* **EXERCISE AIM**
Report every line from the material that contains the word "詮噌遡揃遜腿蛸辿樽歎註瀦捗槌鎚辻挺鄭擢溺兎堵屠賭".

START EXTRACTED INFORMATION

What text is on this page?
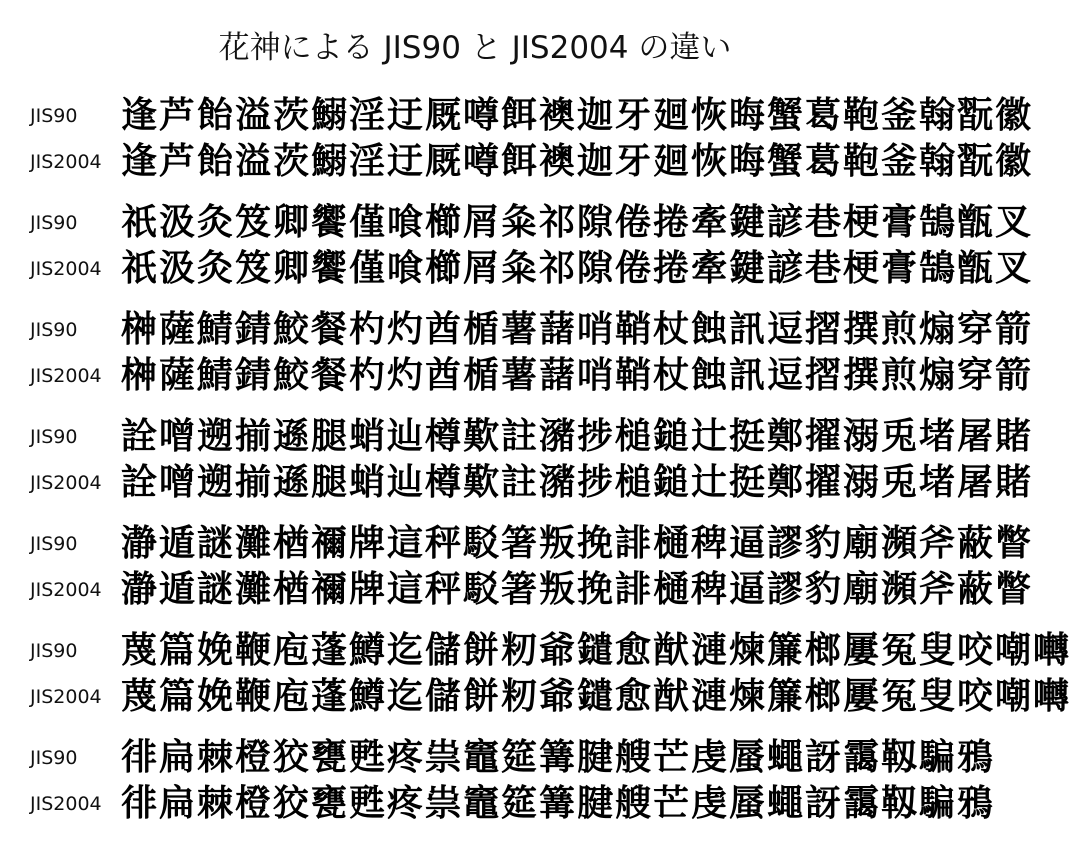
花神による JIS90 と JIS2004 の違い
JIS90 逢芦飴溢茨鰯淫迂厩噂餌襖迦牙廻恢晦蟹葛鞄釜翰翫徽
JIS2004 逢芦飴溢茨鰯淫迂厩噂餌襖迦牙廻恢晦蟹葛鞄釜翰翫徽
JIS90 祇汲灸笈卿饗僅喰櫛屑粂祁隙倦捲牽鍵諺巷梗膏鵠甑叉
JIS2004 祇汲灸笈卿饗僅喰櫛屑粂祁隙倦捲牽鍵諺巷梗膏鵠甑叉
JIS90 榊薩鯖錆鮫餐杓灼酋楯薯藷哨鞘杖蝕訊逗摺撰煎煽穿箭
JIS2004 榊薩鯖錆鮫餐杓灼酋楯薯藷哨鞘杖蝕訊逗摺撰煎煽穿箭
JIS90 詮噌遡揃遜腿蛸辿樽歎註瀦捗槌鎚辻挺鄭擢溺兎堵屠賭
JIS2004 詮噌遡揃遜腿蛸辿樽歎註瀦捗槌鎚辻挺鄭擢溺兎堵屠賭
JIS90 瀞遁謎灘楢禰牌這秤駁箸叛挽誹樋稗逼謬豹廟瀕斧蔽瞥
JIS2004 瀞遁謎灘楢禰牌這秤駁箸叛挽誹樋稗逼謬豹廟瀕斧蔽瞥
JIS90 蔑篇娩鞭庖蓬鱒迄儲餅籾爺鑓愈猷漣煉簾榔屢冤叟咬嘲囀
JIS2004 蔑篇娩鞭庖蓬鱒迄儲餅籾爺鑓愈猷漣煉簾榔屢冤叟咬嘲囀
JIS90 徘扁棘橙狡甕甦疼祟竈筵篝腱艘芒虔蜃蠅訝靄靱騙鴉
JIS2004 徘扁棘橙狡甕甦疼祟竈筵篝腱艘芒虔蜃蠅訝靄靱騙鴉
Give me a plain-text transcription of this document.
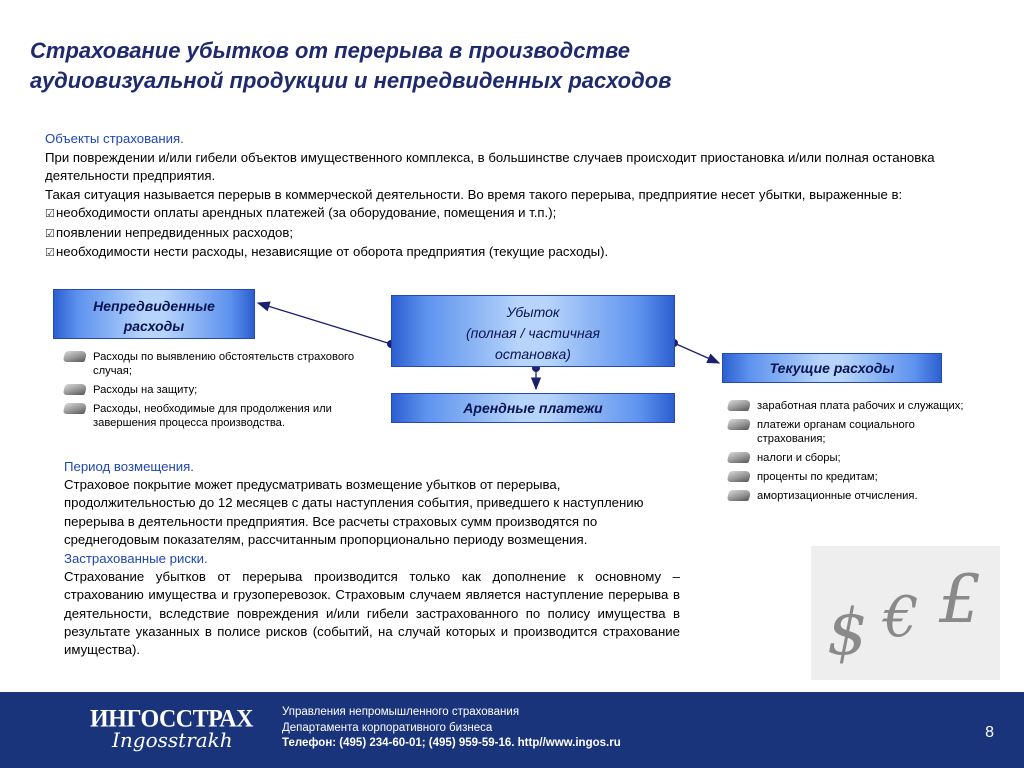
Страхование убытков от перерыва в производстве
аудиовизуальной продукции и непредвиденных расходов
Объекты страхования.
При повреждении и/или гибели объектов имущественного комплекса, в большинстве случаев происходит приостановка и/или полная остановка деятельности предприятия.
Такая ситуация называется перерыв в коммерческой деятельности. Во время такого перерыва, предприятие несет убытки, выраженные в:
☑ необходимости оплаты арендных платежей (за оборудование, помещения и т.п.);
☑ появлении непредвиденных расходов;
☑ необходимости нести расходы, независящие от оборота предприятия (текущие расходы).
Непредвиденные
расходы
Убыток
(полная / частичная
остановка)
Текущие расходы
Арендные платежи
Расходы по выявлению обстоятельств страхового случая;
Расходы на защиту;
Расходы, необходимые для продолжения или завершения процесса производства.
заработная плата рабочих и служащих;
платежи органам социального страхования;
налоги и сборы;
проценты по кредитам;
амортизационные отчисления.
Период возмещения.
Страховое покрытие может предусматривать возмещение убытков от перерыва, продолжительностью до 12 месяцев с даты наступления события, приведшего к наступлению перерыва в деятельности предприятия. Все расчеты страховых сумм производятся по среднегодовым показателям, рассчитанным пропорционально периоду возмещения.
Застрахованные риски.
Страхование убытков от перерыва производится только как дополнение к основному – страхованию имущества и грузоперевозок. Страховым случаем является наступление перерыва в деятельности, вследствие повреждения и/или гибели застрахованного по полису имущества в результате указанных в полисе рисков (событий, на случай которых и производится страхование имущества).	$ € £
ИНГОССТРАХ
Ingosstrakh
Управления непромышленного страхования
Департамента корпоративного бизнеса
Телефон: (495) 234-60-01; (495) 959-59-16. http//www.ingos.ru
8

END EXTRACTED INFORMATION

* **ANSWER TO THIS PROBLEM**
JIS90 詮噌遡揃遜腿蛸辿樽歎註瀦捗槌鎚辻挺鄭擢溺兎堵屠賭
JIS2004 詮噌遡揃遜腿蛸辿樽歎註瀦捗槌鎚辻挺鄭擢溺兎堵屠賭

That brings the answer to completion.